AIM OF THE EXERCISE:
Count the lines below that contain "อำนวยการการเล". Give only the number.

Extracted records
>>>>

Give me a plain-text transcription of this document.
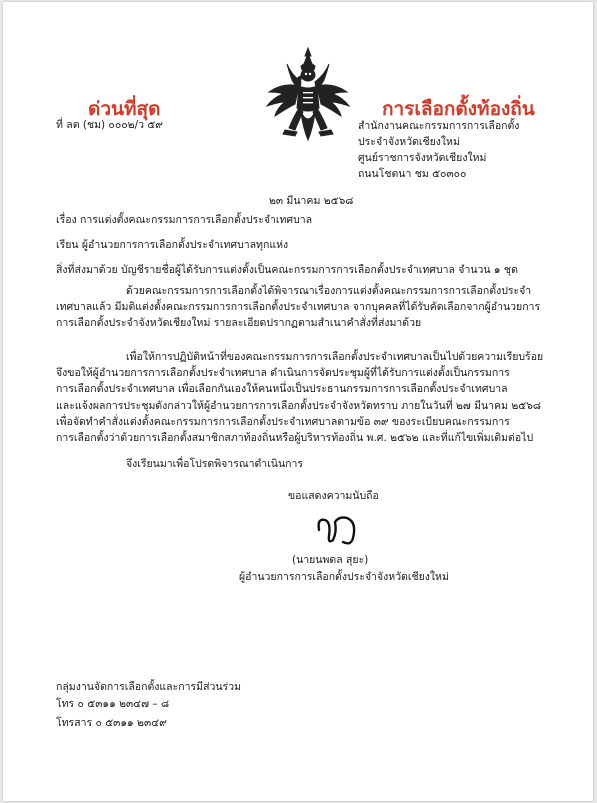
ด่วนที่สุด
ที่ ลต (ชม) ๐๐๐๒/ว ๕๙
การเลือกตั้งท้องถิ่น
สำนักงานคณะกรรมการการเลือกตั้ง
ประจำจังหวัดเชียงใหม่
ศูนย์ราชการจังหวัดเชียงใหม่
ถนนโชตนา ชม ๕๐๓๐๐
๒๓ มีนาคม ๒๕๖๘
เรื่อง การแต่งตั้งคณะกรรมการการเลือกตั้งประจำเทศบาล
เรียน ผู้อำนวยการการเลือกตั้งประจำเทศบาลทุกแห่ง
สิ่งที่ส่งมาด้วย บัญชีรายชื่อผู้ได้รับการแต่งตั้งเป็นคณะกรรมการการเลือกตั้งประจำเทศบาล จำนวน ๑ ชุด
ด้วยคณะกรรมการการเลือกตั้งได้พิจารณาเรื่องการแต่งตั้งคณะกรรมการการเลือกตั้งประจำ
เทศบาลแล้ว มีมติแต่งตั้งคณะกรรมการการเลือกตั้งประจำเทศบาล จากบุคคลที่ได้รับคัดเลือกจากผู้อำนวยการ
การเลือกตั้งประจำจังหวัดเชียงใหม่ รายละเอียดปรากฏตามสำเนาคำสั่งที่ส่งมาด้วย
เพื่อให้การปฏิบัติหน้าที่ของคณะกรรมการการเลือกตั้งประจำเทศบาลเป็นไปด้วยความเรียบร้อย
จึงขอให้ผู้อำนวยการการเลือกตั้งประจำเทศบาล ดำเนินการจัดประชุมผู้ที่ได้รับการแต่งตั้งเป็นกรรมการ
การเลือกตั้งประจำเทศบาล เพื่อเลือกกันเองให้คนหนึ่งเป็นประธานกรรมการการเลือกตั้งประจำเทศบาล
และแจ้งผลการประชุมดังกล่าวให้ผู้อำนวยการการเลือกตั้งประจำจังหวัดทราบ ภายในวันที่ ๒๗ มีนาคม ๒๕๖๘
เพื่อจัดทำคำสั่งแต่งตั้งคณะกรรมการการเลือกตั้งประจำเทศบาลตามข้อ ๓๙ ของระเบียบคณะกรรมการ
การเลือกตั้งว่าด้วยการเลือกตั้งสมาชิกสภาท้องถิ่นหรือผู้บริหารท้องถิ่น พ.ศ. ๒๕๖๒ และที่แก้ไขเพิ่มเติมต่อไป
จึงเรียนมาเพื่อโปรดพิจารณาดำเนินการ
ขอแสดงความนับถือ
(นายนพดล สุยะ)
ผู้อำนวยการการเลือกตั้งประจำจังหวัดเชียงใหม่
กลุ่มงานจัดการเลือกตั้งและการมีส่วนร่วม
โทร ๐ ๕๓๑๑ ๒๓๔๗ – ๘
โทรสาร ๐ ๕๓๑๑ ๒๓๔๙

<<<<

SOLUTION TO THIS EXERCISE:
4